** THE RECORDS **

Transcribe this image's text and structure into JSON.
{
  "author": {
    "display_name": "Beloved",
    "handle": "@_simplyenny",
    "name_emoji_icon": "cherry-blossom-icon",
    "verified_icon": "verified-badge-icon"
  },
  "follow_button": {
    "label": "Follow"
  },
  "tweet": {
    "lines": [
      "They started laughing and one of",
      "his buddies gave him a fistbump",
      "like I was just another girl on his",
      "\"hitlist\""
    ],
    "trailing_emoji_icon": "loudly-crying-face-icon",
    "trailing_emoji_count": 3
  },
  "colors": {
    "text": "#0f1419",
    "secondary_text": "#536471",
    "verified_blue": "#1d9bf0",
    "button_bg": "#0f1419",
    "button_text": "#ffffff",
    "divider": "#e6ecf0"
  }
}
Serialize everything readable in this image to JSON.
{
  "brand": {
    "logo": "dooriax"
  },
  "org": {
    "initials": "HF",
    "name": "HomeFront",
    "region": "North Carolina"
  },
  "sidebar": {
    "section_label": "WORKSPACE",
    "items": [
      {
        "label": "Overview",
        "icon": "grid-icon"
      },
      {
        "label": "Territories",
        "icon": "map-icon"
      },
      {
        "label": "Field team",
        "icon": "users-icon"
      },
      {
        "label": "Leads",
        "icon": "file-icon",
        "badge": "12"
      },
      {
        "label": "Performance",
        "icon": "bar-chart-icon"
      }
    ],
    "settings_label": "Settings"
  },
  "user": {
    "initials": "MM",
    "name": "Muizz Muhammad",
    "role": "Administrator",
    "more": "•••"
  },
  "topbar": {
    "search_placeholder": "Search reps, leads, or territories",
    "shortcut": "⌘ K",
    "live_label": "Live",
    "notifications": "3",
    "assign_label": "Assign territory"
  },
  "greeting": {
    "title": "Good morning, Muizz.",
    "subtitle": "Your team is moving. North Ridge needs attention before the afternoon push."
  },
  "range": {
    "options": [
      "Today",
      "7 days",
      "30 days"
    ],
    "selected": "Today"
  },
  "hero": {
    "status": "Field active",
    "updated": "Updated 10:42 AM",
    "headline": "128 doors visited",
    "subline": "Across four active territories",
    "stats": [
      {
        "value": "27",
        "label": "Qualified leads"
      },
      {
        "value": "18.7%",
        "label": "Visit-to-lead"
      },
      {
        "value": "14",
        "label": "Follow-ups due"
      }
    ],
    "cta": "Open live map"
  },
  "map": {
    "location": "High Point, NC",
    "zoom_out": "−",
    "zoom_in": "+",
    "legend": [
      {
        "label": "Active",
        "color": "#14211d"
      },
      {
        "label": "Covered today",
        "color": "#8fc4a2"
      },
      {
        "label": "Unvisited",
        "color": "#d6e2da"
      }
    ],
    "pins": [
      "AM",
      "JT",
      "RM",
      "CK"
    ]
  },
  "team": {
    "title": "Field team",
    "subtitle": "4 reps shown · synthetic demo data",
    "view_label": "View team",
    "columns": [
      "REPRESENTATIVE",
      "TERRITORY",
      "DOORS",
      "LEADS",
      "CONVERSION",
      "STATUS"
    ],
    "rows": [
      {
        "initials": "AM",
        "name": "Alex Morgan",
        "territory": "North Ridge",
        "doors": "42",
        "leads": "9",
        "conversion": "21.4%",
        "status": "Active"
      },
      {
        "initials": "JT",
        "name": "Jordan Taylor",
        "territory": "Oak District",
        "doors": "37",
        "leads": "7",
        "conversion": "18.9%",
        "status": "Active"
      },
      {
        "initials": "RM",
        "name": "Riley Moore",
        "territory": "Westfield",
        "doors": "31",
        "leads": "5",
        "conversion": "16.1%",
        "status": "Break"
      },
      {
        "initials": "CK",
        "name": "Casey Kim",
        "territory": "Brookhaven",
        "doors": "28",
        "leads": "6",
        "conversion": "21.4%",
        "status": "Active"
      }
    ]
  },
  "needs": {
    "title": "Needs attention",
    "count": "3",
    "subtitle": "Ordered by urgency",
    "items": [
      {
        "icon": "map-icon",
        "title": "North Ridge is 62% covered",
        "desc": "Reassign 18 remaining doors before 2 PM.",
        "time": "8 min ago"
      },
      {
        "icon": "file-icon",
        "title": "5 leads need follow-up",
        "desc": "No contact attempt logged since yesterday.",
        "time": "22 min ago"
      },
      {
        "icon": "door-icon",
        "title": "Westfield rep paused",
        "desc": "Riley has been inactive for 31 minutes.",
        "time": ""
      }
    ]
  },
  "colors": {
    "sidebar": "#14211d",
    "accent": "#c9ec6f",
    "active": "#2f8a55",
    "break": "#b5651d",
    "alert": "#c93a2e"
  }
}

** TASK REQUIREMENTS **
Copy every line of the records above that contains "image".

** SOLUTION TO THIS TASK **
Transcribe this image's text and structure into JSON.
Serialize everything readable in this image to JSON.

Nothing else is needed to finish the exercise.